— Begin —
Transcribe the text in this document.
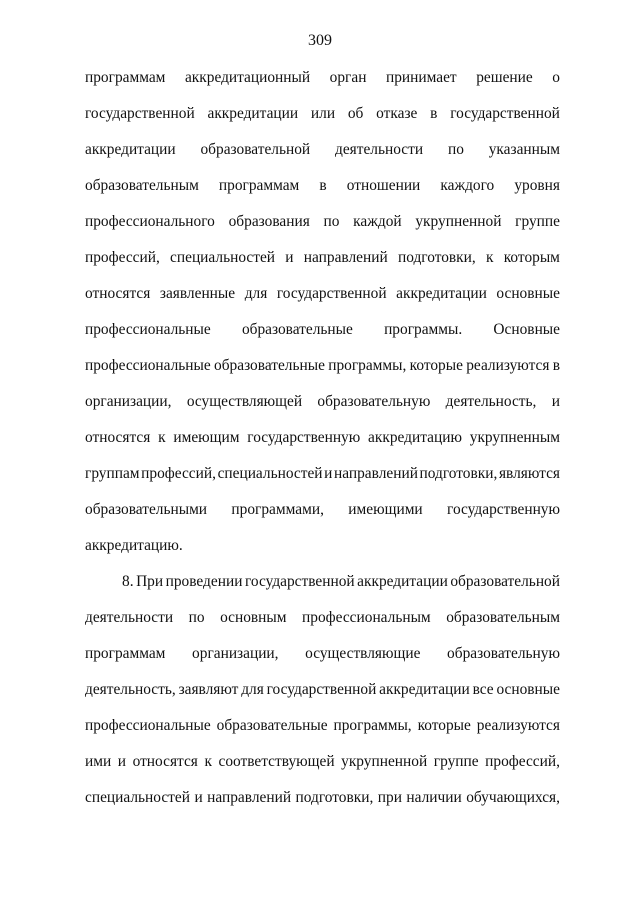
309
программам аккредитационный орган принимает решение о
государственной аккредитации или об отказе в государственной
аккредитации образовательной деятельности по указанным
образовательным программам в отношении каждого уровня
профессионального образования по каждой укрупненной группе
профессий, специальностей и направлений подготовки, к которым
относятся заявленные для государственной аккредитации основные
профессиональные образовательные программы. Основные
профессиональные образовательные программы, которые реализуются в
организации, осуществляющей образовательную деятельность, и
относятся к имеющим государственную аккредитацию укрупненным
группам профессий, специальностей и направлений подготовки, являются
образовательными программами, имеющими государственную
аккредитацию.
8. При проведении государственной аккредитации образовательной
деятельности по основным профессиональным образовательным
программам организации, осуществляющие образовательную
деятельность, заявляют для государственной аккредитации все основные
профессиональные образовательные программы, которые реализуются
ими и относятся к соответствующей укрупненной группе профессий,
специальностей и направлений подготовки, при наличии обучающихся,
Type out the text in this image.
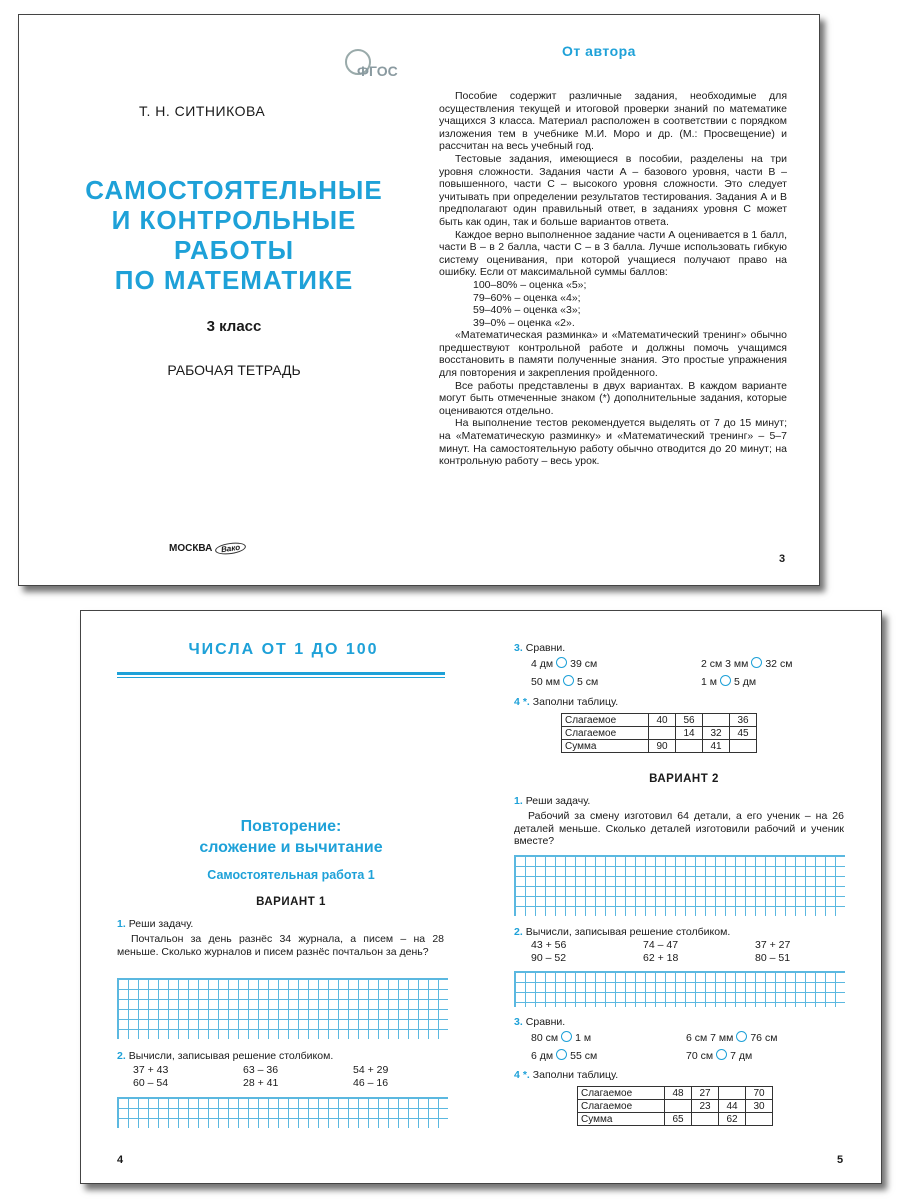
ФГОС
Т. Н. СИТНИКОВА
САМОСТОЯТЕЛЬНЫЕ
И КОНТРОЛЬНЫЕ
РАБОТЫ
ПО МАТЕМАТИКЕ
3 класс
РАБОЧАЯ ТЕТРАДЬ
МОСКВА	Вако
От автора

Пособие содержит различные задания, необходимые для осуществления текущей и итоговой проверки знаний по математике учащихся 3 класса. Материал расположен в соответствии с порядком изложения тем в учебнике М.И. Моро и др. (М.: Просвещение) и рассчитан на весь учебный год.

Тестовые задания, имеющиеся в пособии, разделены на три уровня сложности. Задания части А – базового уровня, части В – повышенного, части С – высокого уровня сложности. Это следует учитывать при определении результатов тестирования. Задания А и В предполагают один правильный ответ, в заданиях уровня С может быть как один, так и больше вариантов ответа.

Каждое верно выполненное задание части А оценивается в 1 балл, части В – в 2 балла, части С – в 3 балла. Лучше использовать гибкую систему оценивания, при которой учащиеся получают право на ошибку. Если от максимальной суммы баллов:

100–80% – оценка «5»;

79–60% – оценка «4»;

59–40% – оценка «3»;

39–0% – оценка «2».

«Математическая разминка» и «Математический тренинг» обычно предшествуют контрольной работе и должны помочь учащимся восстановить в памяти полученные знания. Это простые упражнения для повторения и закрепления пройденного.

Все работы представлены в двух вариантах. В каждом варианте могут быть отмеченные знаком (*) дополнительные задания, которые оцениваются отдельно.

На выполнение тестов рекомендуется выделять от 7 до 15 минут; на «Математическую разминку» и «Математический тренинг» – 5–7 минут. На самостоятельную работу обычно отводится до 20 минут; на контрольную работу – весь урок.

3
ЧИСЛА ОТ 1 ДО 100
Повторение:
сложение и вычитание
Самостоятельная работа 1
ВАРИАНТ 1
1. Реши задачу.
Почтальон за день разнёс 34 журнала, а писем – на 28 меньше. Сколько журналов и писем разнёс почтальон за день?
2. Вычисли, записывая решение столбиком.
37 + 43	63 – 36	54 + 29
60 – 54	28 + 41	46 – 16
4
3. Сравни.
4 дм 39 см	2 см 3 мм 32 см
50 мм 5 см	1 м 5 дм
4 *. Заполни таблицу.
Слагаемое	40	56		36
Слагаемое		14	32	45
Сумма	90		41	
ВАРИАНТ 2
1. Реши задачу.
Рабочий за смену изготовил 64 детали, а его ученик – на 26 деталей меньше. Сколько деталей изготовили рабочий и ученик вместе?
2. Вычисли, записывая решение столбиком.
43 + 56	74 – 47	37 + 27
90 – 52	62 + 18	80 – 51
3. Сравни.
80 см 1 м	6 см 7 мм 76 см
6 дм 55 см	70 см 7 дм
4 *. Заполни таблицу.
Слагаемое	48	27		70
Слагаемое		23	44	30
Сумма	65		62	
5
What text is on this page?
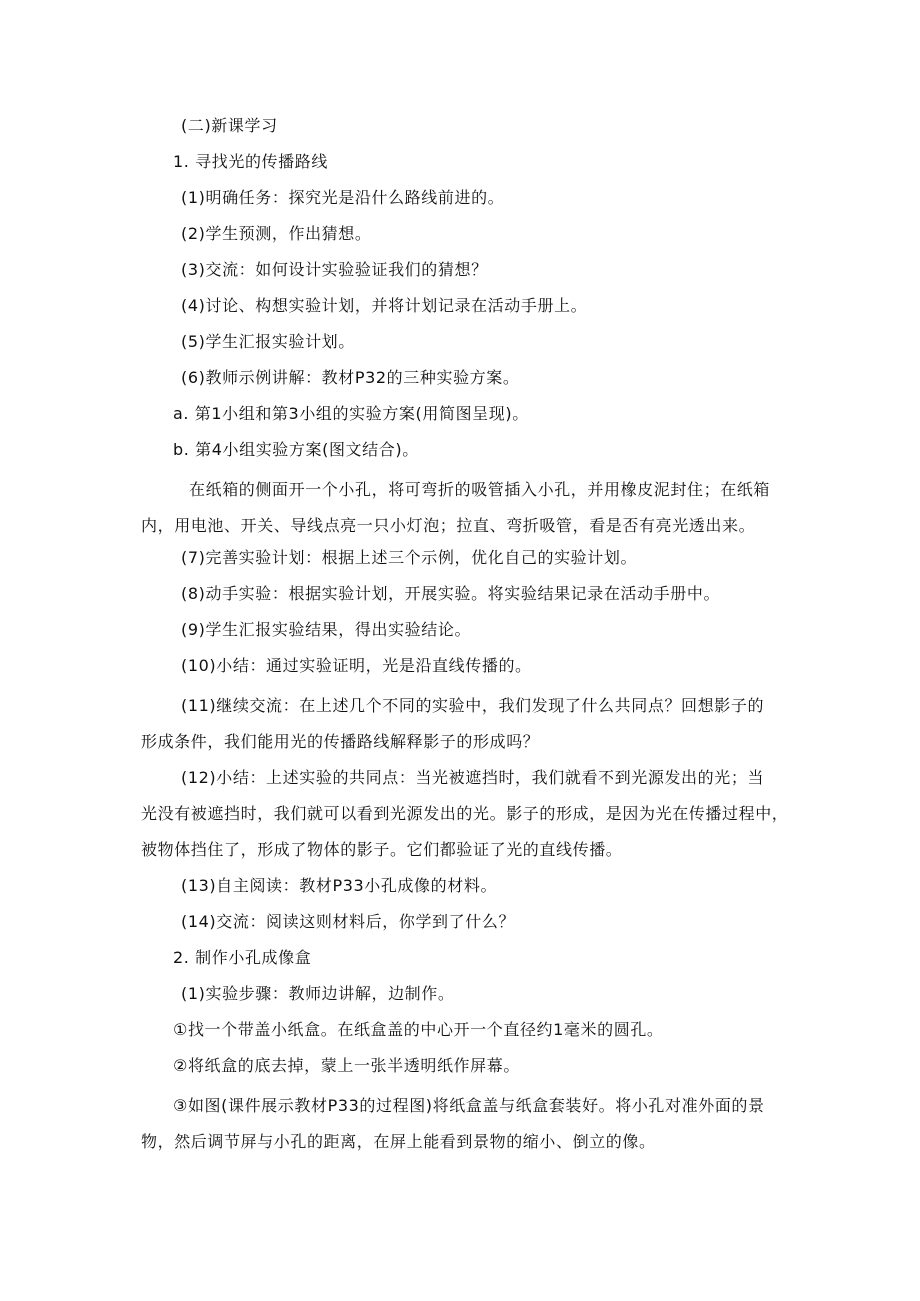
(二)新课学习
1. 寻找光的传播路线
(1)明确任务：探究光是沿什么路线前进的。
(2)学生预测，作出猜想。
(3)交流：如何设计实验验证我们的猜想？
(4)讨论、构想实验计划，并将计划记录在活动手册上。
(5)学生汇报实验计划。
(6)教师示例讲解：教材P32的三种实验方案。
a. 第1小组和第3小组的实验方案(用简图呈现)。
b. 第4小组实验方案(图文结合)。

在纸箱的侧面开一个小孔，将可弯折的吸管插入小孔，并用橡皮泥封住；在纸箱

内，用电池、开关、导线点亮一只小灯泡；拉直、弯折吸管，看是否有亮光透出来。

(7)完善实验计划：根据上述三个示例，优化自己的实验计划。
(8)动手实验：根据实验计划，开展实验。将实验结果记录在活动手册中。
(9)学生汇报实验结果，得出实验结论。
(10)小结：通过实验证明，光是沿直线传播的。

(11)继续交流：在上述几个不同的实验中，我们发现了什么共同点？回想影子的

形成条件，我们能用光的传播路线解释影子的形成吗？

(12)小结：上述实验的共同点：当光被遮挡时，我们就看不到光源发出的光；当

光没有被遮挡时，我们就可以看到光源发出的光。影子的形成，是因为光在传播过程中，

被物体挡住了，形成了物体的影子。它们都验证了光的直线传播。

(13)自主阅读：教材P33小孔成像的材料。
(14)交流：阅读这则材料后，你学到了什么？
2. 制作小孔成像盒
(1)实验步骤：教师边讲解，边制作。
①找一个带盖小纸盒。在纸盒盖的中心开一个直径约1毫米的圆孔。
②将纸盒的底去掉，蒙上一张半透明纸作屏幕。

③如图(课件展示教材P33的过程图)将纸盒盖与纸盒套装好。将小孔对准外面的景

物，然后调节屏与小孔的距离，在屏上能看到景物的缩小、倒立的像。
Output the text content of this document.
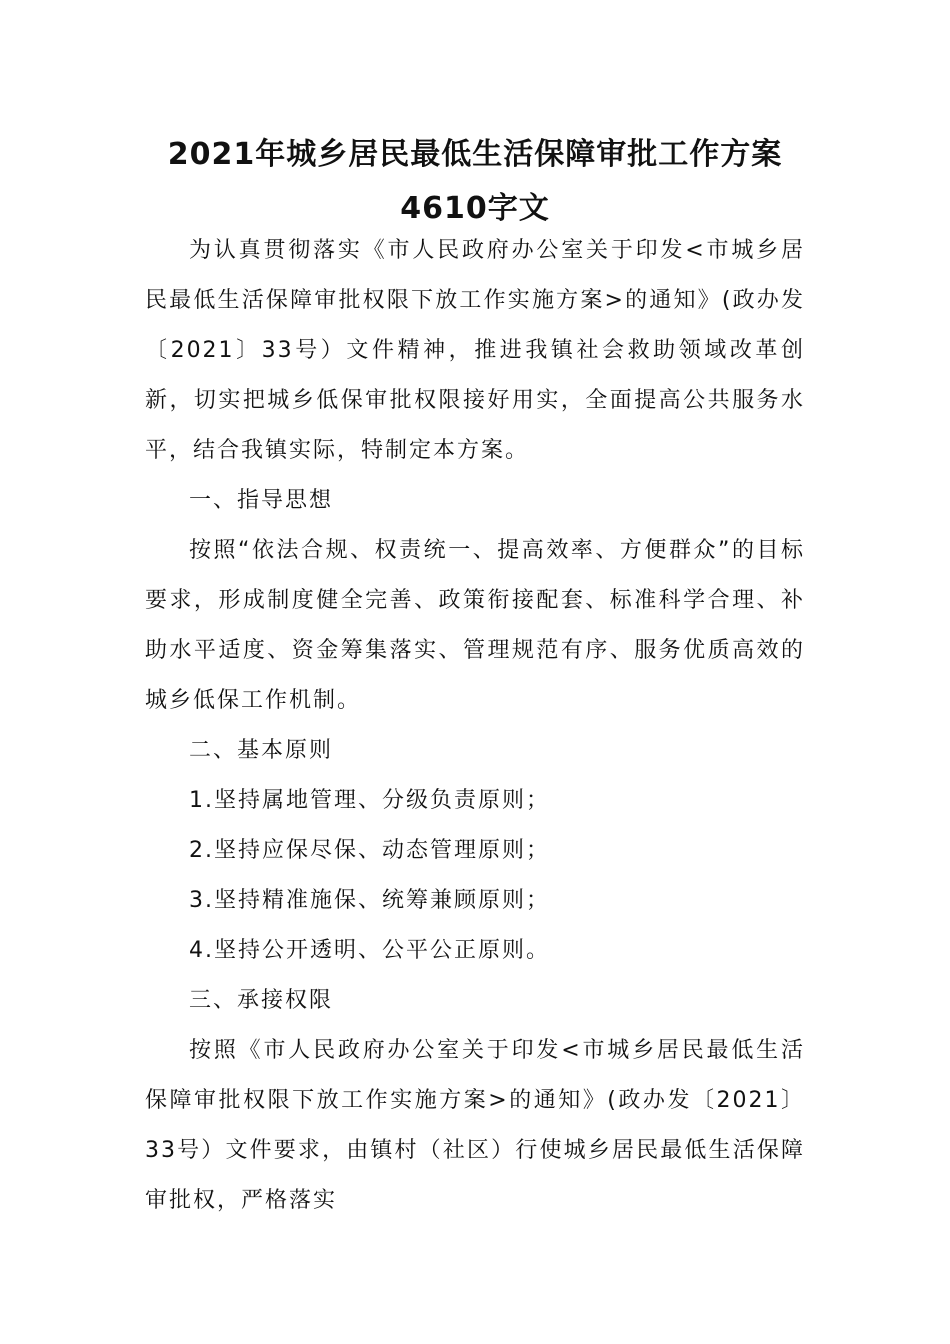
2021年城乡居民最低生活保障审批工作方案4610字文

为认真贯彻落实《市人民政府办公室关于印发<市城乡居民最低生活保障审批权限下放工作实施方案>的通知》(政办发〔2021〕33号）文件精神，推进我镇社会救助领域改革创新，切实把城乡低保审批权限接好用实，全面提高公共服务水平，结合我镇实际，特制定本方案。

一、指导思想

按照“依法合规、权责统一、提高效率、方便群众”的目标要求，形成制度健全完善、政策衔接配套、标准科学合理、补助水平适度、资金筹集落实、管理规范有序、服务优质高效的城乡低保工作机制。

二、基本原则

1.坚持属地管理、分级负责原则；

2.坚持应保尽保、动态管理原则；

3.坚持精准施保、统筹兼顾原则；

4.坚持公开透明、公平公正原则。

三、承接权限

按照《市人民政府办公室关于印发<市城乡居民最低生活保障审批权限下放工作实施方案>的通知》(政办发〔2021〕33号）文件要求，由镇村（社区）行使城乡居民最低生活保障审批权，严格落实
— End —
Exercise objective – Write out every record above exactly as it stands, but leave out the pictures.

The output –
Transcribe the text in this document.
309
программам аккредитационный орган принимает решение о
государственной аккредитации или об отказе в государственной
аккредитации образовательной деятельности по указанным
образовательным программам в отношении каждого уровня
профессионального образования по каждой укрупненной группе
профессий, специальностей и направлений подготовки, к которым
относятся заявленные для государственной аккредитации основные
профессиональные образовательные программы. Основные
профессиональные образовательные программы, которые реализуются в
организации, осуществляющей образовательную деятельность, и
относятся к имеющим государственную аккредитацию укрупненным
группам профессий, специальностей и направлений подготовки, являются
образовательными программами, имеющими государственную
аккредитацию.
8. При проведении государственной аккредитации образовательной
деятельности по основным профессиональным образовательным
программам организации, осуществляющие образовательную
деятельность, заявляют для государственной аккредитации все основные
профессиональные образовательные программы, которые реализуются
ими и относятся к соответствующей укрупненной группе профессий,
специальностей и направлений подготовки, при наличии обучающихся,
Type out the text in this image.
ФГОС
Т. Н. СИТНИКОВА
САМОСТОЯТЕЛЬНЫЕ
И КОНТРОЛЬНЫЕ
РАБОТЫ
ПО МАТЕМАТИКЕ
3 класс
РАБОЧАЯ ТЕТРАДЬ
МОСКВА	Вако
От автора

Пособие содержит различные задания, необходимые для осуществления текущей и итоговой проверки знаний по математике учащихся 3 класса. Материал расположен в соответствии с порядком изложения тем в учебнике М.И. Моро и др. (М.: Просвещение) и рассчитан на весь учебный год.

Тестовые задания, имеющиеся в пособии, разделены на три уровня сложности. Задания части А – базового уровня, части В – повышенного, части С – высокого уровня сложности. Это следует учитывать при определении результатов тестирования. Задания А и В предполагают один правильный ответ, в заданиях уровня С может быть как один, так и больше вариантов ответа.

Каждое верно выполненное задание части А оценивается в 1 балл, части В – в 2 балла, части С – в 3 балла. Лучше использовать гибкую систему оценивания, при которой учащиеся получают право на ошибку. Если от максимальной суммы баллов:

100–80% – оценка «5»;

79–60% – оценка «4»;

59–40% – оценка «3»;

39–0% – оценка «2».

«Математическая разминка» и «Математический тренинг» обычно предшествуют контрольной работе и должны помочь учащимся восстановить в памяти полученные знания. Это простые упражнения для повторения и закрепления пройденного.

Все работы представлены в двух вариантах. В каждом варианте могут быть отмеченные знаком (*) дополнительные задания, которые оцениваются отдельно.

На выполнение тестов рекомендуется выделять от 7 до 15 минут; на «Математическую разминку» и «Математический тренинг» – 5–7 минут. На самостоятельную работу обычно отводится до 20 минут; на контрольную работу – весь урок.

3
ЧИСЛА ОТ 1 ДО 100
Повторение:
сложение и вычитание
Самостоятельная работа 1
ВАРИАНТ 1
1. Реши задачу.
Почтальон за день разнёс 34 журнала, а писем – на 28 меньше. Сколько журналов и писем разнёс почтальон за день?
2. Вычисли, записывая решение столбиком.
37 + 43	63 – 36	54 + 29
60 – 54	28 + 41	46 – 16
4
3. Сравни.
4 дм 39 см	2 см 3 мм 32 см
50 мм 5 см	1 м 5 дм
4 *. Заполни таблицу.
Слагаемое	40	56		36
Слагаемое		14	32	45
Сумма	90		41	
ВАРИАНТ 2
1. Реши задачу.
Рабочий за смену изготовил 64 детали, а его ученик – на 26 деталей меньше. Сколько деталей изготовили рабочий и ученик вместе?
2. Вычисли, записывая решение столбиком.
43 + 56	74 – 47	37 + 27
90 – 52	62 + 18	80 – 51
3. Сравни.
80 см 1 м	6 см 7 мм 76 см
6 дм 55 см	70 см 7 дм
4 *. Заполни таблицу.
Слагаемое	48	27		70
Слагаемое		23	44	30
Сумма	65		62	
5
What text is on this page?
(二)新课学习
1. 寻找光的传播路线
(1)明确任务：探究光是沿什么路线前进的。
(2)学生预测，作出猜想。
(3)交流：如何设计实验验证我们的猜想？
(4)讨论、构想实验计划，并将计划记录在活动手册上。
(5)学生汇报实验计划。
(6)教师示例讲解：教材P32的三种实验方案。
a. 第1小组和第3小组的实验方案(用简图呈现)。
b. 第4小组实验方案(图文结合)。

在纸箱的侧面开一个小孔，将可弯折的吸管插入小孔，并用橡皮泥封住；在纸箱

内，用电池、开关、导线点亮一只小灯泡；拉直、弯折吸管，看是否有亮光透出来。

(7)完善实验计划：根据上述三个示例，优化自己的实验计划。
(8)动手实验：根据实验计划，开展实验。将实验结果记录在活动手册中。
(9)学生汇报实验结果，得出实验结论。
(10)小结：通过实验证明，光是沿直线传播的。

(11)继续交流：在上述几个不同的实验中，我们发现了什么共同点？回想影子的

形成条件，我们能用光的传播路线解释影子的形成吗？

(12)小结：上述实验的共同点：当光被遮挡时，我们就看不到光源发出的光；当

光没有被遮挡时，我们就可以看到光源发出的光。影子的形成，是因为光在传播过程中，

被物体挡住了，形成了物体的影子。它们都验证了光的直线传播。

(13)自主阅读：教材P33小孔成像的材料。
(14)交流：阅读这则材料后，你学到了什么？
2. 制作小孔成像盒
(1)实验步骤：教师边讲解，边制作。
①找一个带盖小纸盒。在纸盒盖的中心开一个直径约1毫米的圆孔。
②将纸盒的底去掉，蒙上一张半透明纸作屏幕。

③如图(课件展示教材P33的过程图)将纸盒盖与纸盒套装好。将小孔对准外面的景

物，然后调节屏与小孔的距离，在屏上能看到景物的缩小、倒立的像。
Output the text content of this document.
2021年城乡居民最低生活保障审批工作方案4610字文

为认真贯彻落实《市人民政府办公室关于印发<市城乡居民最低生活保障审批权限下放工作实施方案>的通知》(政办发〔2021〕33号）文件精神，推进我镇社会救助领域改革创新，切实把城乡低保审批权限接好用实，全面提高公共服务水平，结合我镇实际，特制定本方案。

一、指导思想

按照“依法合规、权责统一、提高效率、方便群众”的目标要求，形成制度健全完善、政策衔接配套、标准科学合理、补助水平适度、资金筹集落实、管理规范有序、服务优质高效的城乡低保工作机制。

二、基本原则

1.坚持属地管理、分级负责原则；

2.坚持应保尽保、动态管理原则；

3.坚持精准施保、统筹兼顾原则；

4.坚持公开透明、公平公正原则。

三、承接权限

按照《市人民政府办公室关于印发<市城乡居民最低生活保障审批权限下放工作实施方案>的通知》(政办发〔2021〕33号）文件要求，由镇村（社区）行使城乡居民最低生活保障审批权，严格落实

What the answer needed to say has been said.